→ **Requirements**
Say how many lines hold the string "frac", and nothing more.
* start *
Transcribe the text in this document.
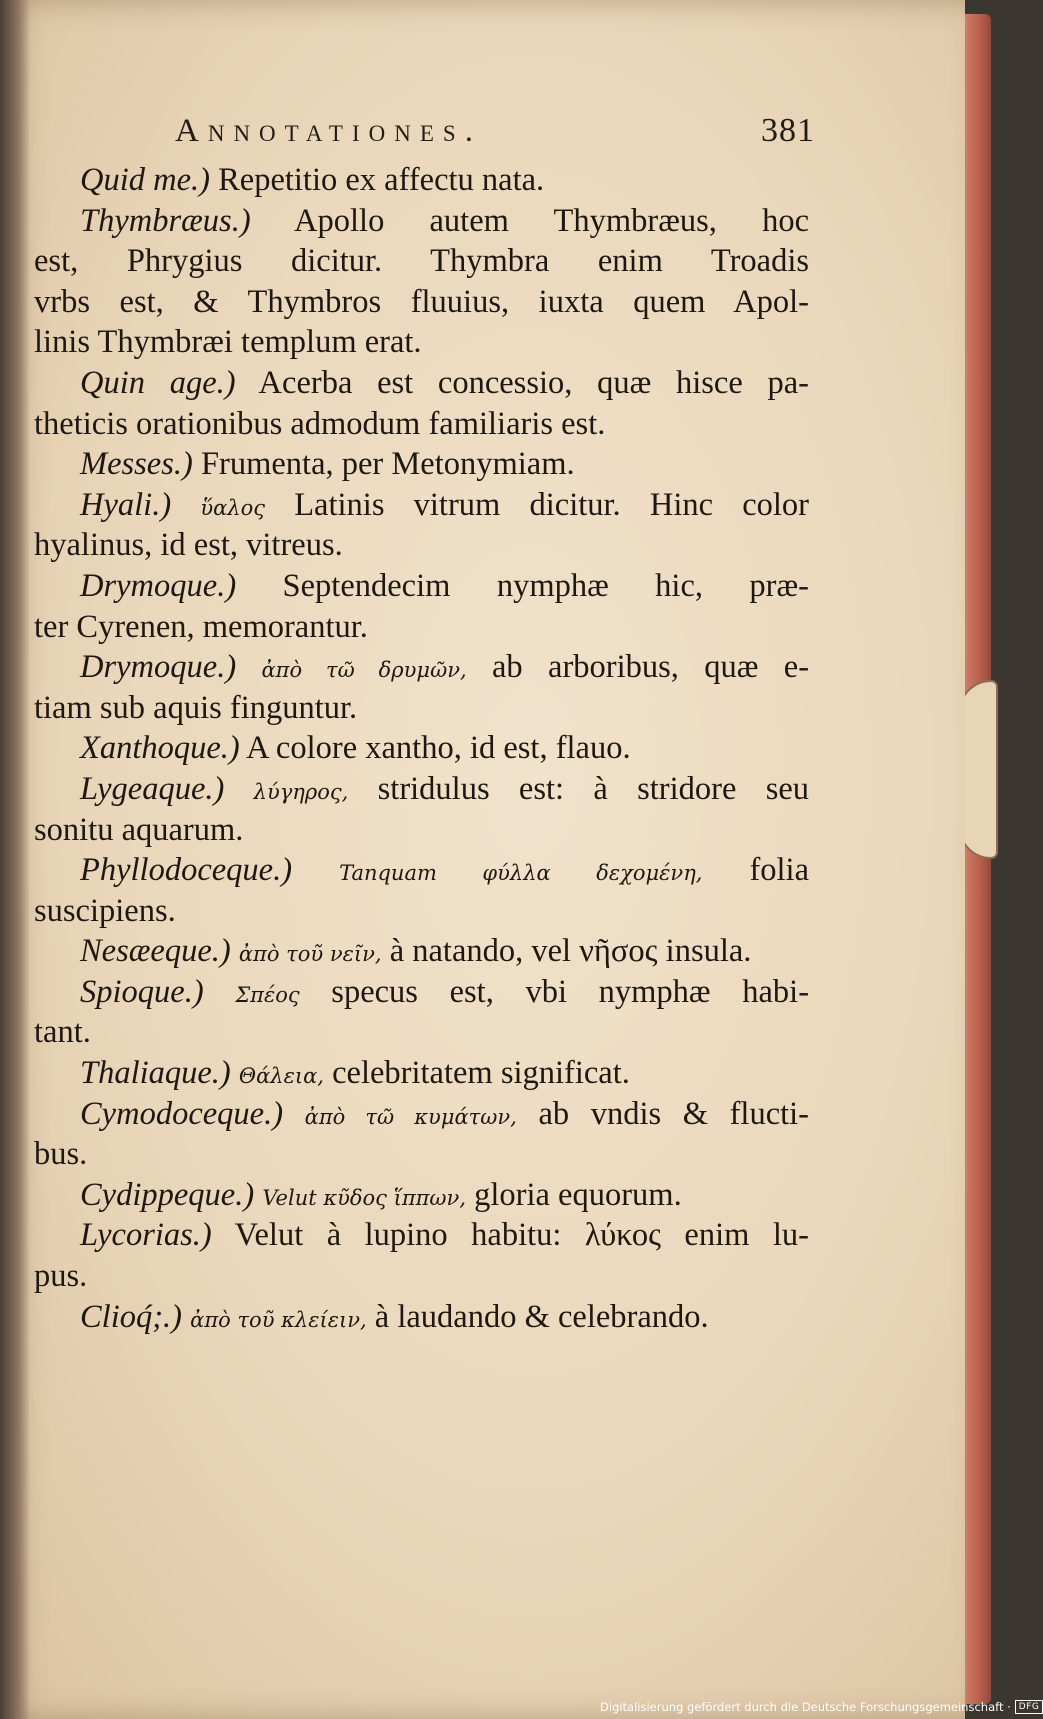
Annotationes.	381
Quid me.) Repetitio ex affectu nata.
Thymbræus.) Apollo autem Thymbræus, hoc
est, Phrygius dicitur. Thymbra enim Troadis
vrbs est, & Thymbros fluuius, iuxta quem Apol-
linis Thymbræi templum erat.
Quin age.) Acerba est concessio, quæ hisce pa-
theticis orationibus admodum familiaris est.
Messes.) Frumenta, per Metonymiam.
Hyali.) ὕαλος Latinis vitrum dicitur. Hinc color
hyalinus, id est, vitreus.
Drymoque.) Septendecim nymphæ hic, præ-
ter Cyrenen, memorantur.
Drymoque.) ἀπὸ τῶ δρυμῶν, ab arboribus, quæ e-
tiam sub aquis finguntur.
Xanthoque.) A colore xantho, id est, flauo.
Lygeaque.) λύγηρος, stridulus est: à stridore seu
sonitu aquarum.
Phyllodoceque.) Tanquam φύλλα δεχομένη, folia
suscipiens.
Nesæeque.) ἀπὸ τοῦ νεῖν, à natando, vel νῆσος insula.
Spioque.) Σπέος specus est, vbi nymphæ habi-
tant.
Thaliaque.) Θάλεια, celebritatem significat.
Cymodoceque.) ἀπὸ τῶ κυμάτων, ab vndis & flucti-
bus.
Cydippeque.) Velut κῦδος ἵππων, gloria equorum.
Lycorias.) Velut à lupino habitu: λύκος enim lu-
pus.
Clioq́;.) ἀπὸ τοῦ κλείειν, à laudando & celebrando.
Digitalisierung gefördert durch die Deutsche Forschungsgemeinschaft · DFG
* end *
* start *
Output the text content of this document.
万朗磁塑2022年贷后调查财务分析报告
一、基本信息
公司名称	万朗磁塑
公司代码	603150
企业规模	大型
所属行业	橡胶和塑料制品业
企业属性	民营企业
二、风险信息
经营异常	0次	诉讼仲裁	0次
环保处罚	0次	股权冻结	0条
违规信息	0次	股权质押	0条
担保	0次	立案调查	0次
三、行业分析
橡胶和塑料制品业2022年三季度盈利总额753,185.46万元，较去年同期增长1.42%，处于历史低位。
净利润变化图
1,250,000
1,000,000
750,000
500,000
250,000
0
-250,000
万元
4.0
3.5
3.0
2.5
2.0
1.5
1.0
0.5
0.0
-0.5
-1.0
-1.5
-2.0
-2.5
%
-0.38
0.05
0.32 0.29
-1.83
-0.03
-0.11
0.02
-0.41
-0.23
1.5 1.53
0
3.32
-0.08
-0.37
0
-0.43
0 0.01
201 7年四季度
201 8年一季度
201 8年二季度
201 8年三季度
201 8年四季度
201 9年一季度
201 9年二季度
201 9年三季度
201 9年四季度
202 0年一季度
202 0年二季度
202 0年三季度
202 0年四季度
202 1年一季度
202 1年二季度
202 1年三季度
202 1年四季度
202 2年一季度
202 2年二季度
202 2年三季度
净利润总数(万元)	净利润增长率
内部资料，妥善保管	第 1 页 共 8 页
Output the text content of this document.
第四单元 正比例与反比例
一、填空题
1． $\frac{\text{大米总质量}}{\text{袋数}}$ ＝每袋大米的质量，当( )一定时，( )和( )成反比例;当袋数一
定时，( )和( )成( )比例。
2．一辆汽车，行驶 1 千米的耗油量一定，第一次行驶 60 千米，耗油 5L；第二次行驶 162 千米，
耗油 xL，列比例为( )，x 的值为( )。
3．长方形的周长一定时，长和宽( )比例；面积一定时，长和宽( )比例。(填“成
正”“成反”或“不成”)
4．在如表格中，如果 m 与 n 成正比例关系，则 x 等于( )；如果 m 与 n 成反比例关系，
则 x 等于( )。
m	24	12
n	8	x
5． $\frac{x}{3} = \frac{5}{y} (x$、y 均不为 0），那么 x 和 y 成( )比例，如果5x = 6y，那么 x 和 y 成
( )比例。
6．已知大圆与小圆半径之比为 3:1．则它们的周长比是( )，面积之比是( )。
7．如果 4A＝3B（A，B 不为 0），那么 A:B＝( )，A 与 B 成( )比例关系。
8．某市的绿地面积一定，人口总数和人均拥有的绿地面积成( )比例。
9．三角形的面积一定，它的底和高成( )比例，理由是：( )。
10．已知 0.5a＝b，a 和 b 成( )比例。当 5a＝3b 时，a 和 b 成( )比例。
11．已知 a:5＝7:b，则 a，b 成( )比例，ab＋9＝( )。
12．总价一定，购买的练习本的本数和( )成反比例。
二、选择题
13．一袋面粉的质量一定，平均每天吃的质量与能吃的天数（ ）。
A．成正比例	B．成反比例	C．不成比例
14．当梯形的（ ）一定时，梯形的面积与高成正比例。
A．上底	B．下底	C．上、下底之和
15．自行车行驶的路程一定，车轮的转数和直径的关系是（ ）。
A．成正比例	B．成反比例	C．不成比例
* end *
→ **Final result**
2